Task prompt
Show each line from the listing that includes the word "annotation".

Input
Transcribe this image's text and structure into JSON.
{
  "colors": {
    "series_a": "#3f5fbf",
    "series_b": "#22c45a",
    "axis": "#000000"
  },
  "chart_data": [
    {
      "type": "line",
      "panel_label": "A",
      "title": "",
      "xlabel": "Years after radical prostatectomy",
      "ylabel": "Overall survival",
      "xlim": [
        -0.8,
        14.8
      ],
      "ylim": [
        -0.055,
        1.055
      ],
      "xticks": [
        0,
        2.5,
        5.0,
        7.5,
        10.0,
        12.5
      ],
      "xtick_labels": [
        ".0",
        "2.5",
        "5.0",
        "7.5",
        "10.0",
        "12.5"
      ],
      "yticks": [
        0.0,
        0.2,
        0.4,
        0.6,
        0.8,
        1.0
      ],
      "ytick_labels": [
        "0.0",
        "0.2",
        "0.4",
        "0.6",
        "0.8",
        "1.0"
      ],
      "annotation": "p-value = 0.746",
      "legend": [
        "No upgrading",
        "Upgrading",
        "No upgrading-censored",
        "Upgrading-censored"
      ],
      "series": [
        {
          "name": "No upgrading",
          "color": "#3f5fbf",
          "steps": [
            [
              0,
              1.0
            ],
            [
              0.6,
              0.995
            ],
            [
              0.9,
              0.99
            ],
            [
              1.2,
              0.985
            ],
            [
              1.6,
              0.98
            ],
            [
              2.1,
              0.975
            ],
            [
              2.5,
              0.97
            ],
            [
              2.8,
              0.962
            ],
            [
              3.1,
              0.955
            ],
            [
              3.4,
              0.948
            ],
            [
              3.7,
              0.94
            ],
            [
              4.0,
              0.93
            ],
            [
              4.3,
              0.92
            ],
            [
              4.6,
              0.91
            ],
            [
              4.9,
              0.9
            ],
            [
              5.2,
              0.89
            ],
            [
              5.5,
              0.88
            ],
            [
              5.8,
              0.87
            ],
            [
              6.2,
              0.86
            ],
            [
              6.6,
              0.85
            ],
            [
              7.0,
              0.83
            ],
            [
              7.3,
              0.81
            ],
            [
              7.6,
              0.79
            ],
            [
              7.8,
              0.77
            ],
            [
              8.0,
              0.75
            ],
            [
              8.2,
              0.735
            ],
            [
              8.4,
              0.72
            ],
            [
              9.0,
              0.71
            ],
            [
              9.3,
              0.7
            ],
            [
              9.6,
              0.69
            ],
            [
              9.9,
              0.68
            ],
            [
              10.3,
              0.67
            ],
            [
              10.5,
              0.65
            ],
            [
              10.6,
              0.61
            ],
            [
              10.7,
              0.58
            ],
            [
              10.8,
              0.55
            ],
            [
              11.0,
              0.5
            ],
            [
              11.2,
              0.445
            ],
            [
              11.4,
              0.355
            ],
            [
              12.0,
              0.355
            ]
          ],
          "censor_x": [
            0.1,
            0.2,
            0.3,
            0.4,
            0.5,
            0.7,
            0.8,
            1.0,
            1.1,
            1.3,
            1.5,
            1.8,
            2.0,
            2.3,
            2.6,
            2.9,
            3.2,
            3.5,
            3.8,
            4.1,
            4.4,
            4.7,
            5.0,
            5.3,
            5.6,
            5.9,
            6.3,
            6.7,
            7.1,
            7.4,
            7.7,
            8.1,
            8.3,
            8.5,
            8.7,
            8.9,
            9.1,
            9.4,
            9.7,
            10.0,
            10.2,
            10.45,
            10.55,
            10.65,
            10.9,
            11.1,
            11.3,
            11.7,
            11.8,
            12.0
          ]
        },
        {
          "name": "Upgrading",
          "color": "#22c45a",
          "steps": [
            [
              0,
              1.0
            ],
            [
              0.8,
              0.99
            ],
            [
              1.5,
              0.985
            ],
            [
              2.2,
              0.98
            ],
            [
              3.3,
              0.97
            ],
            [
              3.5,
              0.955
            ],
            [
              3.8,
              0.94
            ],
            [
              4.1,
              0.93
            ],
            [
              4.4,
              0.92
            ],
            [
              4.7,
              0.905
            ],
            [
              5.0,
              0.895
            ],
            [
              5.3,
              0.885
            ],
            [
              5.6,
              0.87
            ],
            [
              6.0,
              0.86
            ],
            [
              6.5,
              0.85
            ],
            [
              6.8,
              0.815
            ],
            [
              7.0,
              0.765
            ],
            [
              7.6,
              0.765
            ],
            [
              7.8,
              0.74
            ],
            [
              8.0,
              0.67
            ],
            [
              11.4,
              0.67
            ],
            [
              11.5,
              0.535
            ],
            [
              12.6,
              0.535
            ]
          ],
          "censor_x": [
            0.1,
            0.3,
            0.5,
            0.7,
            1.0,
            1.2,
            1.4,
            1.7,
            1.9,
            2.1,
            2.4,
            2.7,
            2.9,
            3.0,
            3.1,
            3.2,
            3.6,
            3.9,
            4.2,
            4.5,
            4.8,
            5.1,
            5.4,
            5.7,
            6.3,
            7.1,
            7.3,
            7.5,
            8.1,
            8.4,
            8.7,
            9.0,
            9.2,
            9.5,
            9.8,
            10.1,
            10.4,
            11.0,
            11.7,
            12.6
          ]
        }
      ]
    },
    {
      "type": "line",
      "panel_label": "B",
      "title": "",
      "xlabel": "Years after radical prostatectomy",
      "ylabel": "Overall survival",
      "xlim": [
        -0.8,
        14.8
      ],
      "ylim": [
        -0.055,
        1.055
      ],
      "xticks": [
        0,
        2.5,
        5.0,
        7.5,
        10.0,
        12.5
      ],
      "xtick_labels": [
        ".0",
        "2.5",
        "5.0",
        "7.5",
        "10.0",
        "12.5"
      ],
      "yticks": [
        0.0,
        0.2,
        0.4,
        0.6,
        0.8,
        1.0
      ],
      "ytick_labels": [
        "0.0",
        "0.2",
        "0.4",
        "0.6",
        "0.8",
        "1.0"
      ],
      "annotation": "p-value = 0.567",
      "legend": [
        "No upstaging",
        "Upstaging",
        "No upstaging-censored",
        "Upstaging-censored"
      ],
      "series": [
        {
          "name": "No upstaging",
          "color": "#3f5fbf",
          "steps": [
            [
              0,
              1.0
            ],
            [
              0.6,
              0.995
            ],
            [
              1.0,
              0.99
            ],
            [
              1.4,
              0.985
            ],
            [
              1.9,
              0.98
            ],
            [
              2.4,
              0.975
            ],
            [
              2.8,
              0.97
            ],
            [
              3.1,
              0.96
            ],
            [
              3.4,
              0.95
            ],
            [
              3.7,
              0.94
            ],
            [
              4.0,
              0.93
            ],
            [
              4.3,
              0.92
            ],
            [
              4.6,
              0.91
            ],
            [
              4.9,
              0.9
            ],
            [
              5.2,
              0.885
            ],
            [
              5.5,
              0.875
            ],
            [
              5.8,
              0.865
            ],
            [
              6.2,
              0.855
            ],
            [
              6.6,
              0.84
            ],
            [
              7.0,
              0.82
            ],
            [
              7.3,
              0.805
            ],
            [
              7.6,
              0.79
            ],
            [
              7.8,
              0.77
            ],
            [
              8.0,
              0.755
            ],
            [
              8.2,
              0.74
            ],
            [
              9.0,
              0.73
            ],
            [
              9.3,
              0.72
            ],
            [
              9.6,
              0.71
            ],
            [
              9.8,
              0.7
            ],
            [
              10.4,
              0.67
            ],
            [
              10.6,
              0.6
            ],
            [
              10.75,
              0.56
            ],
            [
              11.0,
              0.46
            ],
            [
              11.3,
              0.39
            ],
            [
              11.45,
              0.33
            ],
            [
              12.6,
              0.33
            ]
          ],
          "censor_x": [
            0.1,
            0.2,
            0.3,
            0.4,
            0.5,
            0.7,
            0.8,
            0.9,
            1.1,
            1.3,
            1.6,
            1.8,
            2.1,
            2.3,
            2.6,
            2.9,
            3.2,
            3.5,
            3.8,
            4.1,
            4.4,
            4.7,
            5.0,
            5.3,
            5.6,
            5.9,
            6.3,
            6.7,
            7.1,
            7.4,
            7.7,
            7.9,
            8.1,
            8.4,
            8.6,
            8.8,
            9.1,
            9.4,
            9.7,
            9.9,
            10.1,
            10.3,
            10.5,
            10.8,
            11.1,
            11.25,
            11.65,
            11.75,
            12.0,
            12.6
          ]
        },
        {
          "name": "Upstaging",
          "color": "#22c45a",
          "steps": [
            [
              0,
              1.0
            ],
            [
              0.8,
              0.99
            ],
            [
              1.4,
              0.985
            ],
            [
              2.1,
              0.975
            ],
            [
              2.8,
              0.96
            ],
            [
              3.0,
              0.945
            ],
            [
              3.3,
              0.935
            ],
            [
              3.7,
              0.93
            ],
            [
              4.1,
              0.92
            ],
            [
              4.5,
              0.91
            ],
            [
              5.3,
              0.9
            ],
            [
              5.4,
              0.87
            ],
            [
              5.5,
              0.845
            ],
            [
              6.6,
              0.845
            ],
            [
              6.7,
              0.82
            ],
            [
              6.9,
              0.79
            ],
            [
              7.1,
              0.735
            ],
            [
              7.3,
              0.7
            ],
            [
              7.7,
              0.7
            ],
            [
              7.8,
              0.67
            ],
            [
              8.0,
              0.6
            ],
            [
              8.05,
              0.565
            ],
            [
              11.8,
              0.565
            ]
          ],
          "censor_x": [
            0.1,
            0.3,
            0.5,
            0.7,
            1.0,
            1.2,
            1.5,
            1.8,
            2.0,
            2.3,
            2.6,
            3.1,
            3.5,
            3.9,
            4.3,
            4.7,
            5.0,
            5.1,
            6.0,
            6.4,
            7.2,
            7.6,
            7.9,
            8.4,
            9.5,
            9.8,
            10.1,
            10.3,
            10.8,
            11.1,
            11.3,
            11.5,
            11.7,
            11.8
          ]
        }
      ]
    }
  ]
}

Complete response
      "annotation": "p-value = 0.746",
      "annotation": "p-value = 0.567",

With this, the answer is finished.